Your task: In the entries that follow, how many lines contain "JSON"? Answer with the number only.

(Chart and figure data)
——————

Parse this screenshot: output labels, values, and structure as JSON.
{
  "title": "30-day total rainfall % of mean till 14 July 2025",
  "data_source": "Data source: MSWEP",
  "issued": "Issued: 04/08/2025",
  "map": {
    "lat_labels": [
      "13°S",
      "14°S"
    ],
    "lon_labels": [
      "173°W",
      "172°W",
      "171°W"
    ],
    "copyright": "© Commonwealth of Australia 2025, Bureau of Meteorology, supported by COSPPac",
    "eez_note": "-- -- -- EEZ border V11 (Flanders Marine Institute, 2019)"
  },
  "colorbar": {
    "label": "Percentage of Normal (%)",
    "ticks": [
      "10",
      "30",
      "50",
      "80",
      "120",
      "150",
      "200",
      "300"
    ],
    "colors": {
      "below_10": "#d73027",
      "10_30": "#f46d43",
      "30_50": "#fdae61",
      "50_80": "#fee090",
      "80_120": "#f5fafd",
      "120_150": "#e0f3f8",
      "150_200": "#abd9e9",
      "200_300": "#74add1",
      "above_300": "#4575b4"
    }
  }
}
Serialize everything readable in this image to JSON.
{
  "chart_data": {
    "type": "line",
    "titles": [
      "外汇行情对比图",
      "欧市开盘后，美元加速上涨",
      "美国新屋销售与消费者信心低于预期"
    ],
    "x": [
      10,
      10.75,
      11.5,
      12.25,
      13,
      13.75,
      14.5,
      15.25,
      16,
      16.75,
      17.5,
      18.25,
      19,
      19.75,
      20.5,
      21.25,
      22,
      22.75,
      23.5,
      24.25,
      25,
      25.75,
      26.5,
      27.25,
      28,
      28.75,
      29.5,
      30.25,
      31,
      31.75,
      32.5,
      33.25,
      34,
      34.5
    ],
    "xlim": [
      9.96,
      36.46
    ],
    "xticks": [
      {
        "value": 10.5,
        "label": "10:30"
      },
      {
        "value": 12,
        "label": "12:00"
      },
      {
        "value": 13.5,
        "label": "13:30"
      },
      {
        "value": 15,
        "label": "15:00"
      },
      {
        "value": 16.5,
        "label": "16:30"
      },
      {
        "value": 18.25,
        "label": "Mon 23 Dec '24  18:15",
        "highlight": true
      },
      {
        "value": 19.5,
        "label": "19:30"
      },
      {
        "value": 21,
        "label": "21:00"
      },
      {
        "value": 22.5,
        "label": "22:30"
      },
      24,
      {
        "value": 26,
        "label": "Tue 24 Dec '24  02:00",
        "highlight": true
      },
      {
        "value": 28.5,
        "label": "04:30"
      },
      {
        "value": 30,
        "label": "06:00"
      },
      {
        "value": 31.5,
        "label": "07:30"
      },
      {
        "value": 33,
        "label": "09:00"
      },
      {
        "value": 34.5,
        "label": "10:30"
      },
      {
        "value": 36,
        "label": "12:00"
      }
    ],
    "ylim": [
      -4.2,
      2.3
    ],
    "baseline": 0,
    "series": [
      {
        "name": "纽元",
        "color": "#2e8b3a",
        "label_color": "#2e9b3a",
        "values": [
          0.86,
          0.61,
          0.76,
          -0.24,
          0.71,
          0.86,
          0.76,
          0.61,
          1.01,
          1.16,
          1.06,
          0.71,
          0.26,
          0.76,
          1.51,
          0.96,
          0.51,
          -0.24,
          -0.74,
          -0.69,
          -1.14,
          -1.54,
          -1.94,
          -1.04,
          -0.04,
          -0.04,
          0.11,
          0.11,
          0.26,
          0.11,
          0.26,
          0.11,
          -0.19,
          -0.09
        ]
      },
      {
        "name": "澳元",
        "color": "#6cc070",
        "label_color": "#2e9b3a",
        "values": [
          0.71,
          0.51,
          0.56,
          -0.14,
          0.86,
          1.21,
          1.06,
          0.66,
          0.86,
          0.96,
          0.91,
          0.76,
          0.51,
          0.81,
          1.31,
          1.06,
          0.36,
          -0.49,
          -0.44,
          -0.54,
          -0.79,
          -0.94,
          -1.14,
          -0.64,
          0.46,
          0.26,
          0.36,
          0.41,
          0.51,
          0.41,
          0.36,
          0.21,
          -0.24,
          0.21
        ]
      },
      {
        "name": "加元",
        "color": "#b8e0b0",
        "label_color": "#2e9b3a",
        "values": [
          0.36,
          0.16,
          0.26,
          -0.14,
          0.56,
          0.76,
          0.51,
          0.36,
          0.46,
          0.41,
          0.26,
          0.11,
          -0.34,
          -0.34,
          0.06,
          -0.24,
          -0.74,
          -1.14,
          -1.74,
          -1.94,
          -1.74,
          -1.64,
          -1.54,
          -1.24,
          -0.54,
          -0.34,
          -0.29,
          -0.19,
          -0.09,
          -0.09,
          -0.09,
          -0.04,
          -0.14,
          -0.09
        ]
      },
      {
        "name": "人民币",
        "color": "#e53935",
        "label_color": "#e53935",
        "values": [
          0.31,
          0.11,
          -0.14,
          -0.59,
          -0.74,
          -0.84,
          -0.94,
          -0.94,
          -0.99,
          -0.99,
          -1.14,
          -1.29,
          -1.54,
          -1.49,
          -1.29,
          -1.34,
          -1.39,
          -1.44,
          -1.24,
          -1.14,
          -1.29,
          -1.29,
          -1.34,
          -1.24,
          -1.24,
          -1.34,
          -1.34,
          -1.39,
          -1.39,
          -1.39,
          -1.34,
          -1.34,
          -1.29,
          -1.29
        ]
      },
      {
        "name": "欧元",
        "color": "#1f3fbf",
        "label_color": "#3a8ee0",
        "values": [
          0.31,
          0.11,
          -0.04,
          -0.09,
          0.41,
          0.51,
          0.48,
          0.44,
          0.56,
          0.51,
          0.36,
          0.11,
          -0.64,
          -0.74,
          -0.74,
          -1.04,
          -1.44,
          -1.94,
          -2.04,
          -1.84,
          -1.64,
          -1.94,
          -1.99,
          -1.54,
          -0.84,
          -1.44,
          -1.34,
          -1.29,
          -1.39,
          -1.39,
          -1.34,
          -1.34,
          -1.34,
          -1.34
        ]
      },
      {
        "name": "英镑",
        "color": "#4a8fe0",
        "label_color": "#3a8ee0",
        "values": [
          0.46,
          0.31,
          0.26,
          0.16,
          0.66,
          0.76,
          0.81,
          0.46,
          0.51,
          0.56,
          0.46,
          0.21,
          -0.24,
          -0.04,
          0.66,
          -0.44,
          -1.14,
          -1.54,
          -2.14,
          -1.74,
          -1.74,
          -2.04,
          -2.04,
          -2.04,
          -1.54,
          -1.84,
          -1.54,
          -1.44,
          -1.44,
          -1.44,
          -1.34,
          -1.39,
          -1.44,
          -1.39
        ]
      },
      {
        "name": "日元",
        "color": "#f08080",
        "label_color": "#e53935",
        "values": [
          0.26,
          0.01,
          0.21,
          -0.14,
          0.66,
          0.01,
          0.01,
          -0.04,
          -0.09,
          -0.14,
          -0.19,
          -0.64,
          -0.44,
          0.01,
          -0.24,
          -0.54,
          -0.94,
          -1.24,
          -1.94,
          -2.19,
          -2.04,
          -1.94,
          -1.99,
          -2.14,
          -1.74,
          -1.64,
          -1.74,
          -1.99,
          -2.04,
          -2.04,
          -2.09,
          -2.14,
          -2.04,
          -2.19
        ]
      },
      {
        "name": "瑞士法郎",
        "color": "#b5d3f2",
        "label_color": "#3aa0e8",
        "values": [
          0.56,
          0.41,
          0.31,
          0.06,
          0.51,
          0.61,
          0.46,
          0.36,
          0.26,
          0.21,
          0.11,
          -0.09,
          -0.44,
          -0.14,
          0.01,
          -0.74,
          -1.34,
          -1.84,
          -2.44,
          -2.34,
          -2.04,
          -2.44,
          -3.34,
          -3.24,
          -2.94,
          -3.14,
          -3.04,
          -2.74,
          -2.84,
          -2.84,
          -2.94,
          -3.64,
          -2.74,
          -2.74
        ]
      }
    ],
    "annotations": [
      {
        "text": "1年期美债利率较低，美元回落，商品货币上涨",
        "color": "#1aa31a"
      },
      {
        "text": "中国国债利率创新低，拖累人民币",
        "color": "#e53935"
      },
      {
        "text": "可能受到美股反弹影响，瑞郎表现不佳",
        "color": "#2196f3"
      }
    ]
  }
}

——————

Written reply: 2